* **TASK A**
Quote the stretch of the sales and marketing passage from "These siloed goals" through "sure to follow.".

* **GIVEN TEXT**
Whether B2B, B2C, or D2C, your prospect is gathering information, comparison shopping, or determining a final transaction. You have the ability to influence and be the leader, the chosen brand, at each of these stages with a defined organic marketing strategy.
Additionally, effective organic marketing can offer measurable cost savings by helping companies save on media. For example, if you determine you are ranking well for a set of organic keywords, you can lower your paid bids and shift spending to more competitive, nonbranded keywords.
Companies can also fine-tune the balance between organic and paid search to attain efficiencies and maximize results. You can raise both visibility and credibility while driving conversions.
The road to sales and marketing misalignment
Although many companies are starting to realize the power of sales and marketing alignment, there’s still work to do.
A recent Forrester survey of sales and marketing, commissioned by LinkedIn, revealed why. While most respondents rated sales and marketing alignment as “good,” that wasn’t the full story. When asked about dayto-day experiences, 96% of respondents acknowledged that sales-marketing disconnects impeded business performances and negatively affected buyer experiences.
Clearly, overcoming this disconnect is a must to deliver positive experiences throughout the buying cycle. Focusing on solving these three common problem areas can help your organization move forward.
While ultimately, marketing and sales are both responsible for bringing in business, their measures of success can be very different. Often, marketing tracks metrics like web and campaign response rates, the number of unique visitors, and the number of marketing qualified leads (MQLs) generated. Meanwhile, sales teams focus on meeting monthly and quarterly quotas.
These siloed goals can keep marketing and sales looking inward at their own department’s priorities instead of working together. Misalignment is sure to follow.
Lack of transparency
Hidden goals can lead to hidden agendas that can keep sales and marketing at odds. It’s also difficult for teams to work together when they don’t understand the basic facts about each others’ structure, terminology, roles, and technology
Marketing and sales may use different technologies in their day-to-day work, with data fragmentation as an inevitable result. One of the biggest disconnects often occurs around customer and prospect data which can reside in more than one system.
For example, if marketing doesn’t know a prospect’s current status, they could send outbound messages that don’t sync with the conversations salespeople have been having. This can quickly stall promising pursuits and force salespeople to work harder to rebuild credibility and momentum. I know this happens to me often, leaving me to question the brand I am considering.
How to get sales and marketing to actually work together
Sales and marketing actually have a lot of common ground. Both teams recognize their roles in driving revenue—and want greater visibility into the pipeline.
Remember that study of 1,200 sales and marketing leaders from earlier? Here it is again with some surprising stats:
- 54% of salespeople rated getting more information on prospects’ upper-funnel behavior as their #1 wish from marketing
- 70% of marketers wished for more visibility into lower-funnel prospect activities from sales
- 47% of sales professionals wanted better quality leads from marketing
- 50% of marketers desired more sales input on campaigns
So it’s clear that marketing and sales have lots to talk about once you bridge the divide. Knowing what these teams need from each other is important to bring them closer together.
What sales needs from marketing
Having intelligence about upper-funnel activities helps your sales professionals know what sparked prospects’ interest so that they can continue the conversation in a consistent and meaningful way. Also, your sales team needs content that maps to the buyers’ journey and helps them guide prospects through to the late-stage funnel to a closed deal.

* **RECORD EXCERPTS**
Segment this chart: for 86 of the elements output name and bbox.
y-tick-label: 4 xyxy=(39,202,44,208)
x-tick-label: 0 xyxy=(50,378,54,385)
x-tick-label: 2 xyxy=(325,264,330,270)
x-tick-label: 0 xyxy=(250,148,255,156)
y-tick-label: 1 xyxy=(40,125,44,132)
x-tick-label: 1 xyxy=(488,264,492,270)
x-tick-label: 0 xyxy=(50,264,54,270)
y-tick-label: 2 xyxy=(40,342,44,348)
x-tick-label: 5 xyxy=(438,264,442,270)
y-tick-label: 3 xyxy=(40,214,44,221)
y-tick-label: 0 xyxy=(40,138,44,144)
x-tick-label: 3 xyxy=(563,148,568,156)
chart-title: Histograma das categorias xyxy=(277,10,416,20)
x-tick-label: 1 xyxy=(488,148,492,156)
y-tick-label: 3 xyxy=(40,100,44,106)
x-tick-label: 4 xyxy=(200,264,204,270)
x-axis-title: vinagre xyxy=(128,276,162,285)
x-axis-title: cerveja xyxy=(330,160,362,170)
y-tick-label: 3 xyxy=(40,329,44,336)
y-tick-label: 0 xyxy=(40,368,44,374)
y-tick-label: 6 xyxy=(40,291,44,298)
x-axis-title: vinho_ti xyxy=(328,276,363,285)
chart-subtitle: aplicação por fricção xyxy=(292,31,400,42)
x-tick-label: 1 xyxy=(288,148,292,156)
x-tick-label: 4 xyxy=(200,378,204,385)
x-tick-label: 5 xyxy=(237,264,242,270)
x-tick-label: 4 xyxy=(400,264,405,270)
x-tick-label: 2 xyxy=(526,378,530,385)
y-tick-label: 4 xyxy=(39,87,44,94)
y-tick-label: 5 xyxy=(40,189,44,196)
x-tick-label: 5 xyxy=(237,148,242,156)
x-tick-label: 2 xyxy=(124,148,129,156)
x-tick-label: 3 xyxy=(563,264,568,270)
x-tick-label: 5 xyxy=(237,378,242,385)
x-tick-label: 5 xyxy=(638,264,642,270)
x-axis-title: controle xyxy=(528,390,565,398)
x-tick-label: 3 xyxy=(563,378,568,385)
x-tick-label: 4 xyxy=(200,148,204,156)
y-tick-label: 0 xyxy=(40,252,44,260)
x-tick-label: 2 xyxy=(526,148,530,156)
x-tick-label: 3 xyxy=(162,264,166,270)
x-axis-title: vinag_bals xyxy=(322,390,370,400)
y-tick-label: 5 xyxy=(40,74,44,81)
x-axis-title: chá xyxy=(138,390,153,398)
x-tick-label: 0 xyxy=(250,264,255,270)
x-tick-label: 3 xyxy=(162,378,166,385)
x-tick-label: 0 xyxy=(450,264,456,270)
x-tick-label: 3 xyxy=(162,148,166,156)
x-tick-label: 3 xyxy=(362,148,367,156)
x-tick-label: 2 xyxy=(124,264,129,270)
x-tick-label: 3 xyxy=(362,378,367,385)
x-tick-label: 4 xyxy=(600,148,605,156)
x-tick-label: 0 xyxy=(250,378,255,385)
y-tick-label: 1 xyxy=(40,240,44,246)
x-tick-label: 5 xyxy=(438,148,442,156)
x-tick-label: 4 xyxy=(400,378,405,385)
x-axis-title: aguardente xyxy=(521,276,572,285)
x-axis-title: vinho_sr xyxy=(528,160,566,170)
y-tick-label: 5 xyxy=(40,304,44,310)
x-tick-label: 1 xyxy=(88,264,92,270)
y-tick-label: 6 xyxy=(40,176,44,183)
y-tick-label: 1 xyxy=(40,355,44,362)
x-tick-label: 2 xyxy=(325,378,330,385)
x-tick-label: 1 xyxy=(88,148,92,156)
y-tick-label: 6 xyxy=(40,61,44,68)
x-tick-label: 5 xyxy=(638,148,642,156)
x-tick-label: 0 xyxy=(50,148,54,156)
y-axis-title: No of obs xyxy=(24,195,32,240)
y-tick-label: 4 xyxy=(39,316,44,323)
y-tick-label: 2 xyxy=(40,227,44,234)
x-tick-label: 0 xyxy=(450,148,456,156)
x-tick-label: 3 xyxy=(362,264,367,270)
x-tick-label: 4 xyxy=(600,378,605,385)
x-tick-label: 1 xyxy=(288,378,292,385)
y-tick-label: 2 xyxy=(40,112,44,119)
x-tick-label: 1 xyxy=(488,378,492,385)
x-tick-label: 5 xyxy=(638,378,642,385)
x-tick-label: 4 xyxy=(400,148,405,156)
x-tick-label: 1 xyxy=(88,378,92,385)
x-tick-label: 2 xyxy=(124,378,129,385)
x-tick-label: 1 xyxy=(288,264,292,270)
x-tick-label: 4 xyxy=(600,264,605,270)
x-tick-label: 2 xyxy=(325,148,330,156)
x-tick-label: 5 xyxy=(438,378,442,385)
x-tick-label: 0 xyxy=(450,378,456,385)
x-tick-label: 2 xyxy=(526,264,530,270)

* **TASK B**
Rewrite the stretch of the records from their start through the line containing "y-tick-label: 3 xyxy=(40,329,44,336)", replacing "chart-title" with "plot-title" and leaving everything else unchanged. Give only that stretch.

* **WRITTEN ANSWER A**
These siloed goals can keep marketing and sales looking inward at their own department’s priorities instead of working together. Misalignment is sure to follow.

* **WRITTEN ANSWER B**
Segment this chart: for 86 of the elements output name and bbox.
y-tick-label: 4 xyxy=(39,202,44,208)
x-tick-label: 0 xyxy=(50,378,54,385)
x-tick-label: 2 xyxy=(325,264,330,270)
x-tick-label: 0 xyxy=(250,148,255,156)
y-tick-label: 1 xyxy=(40,125,44,132)
x-tick-label: 1 xyxy=(488,264,492,270)
x-tick-label: 0 xyxy=(50,264,54,270)
y-tick-label: 2 xyxy=(40,342,44,348)
x-tick-label: 5 xyxy=(438,264,442,270)
y-tick-label: 3 xyxy=(40,214,44,221)
y-tick-label: 0 xyxy=(40,138,44,144)
x-tick-label: 3 xyxy=(563,148,568,156)
plot-title: Histograma das categorias xyxy=(277,10,416,20)
x-tick-label: 1 xyxy=(488,148,492,156)
y-tick-label: 3 xyxy=(40,100,44,106)
x-tick-label: 4 xyxy=(200,264,204,270)
x-axis-title: vinagre xyxy=(128,276,162,285)
x-axis-title: cerveja xyxy=(330,160,362,170)
y-tick-label: 3 xyxy=(40,329,44,336)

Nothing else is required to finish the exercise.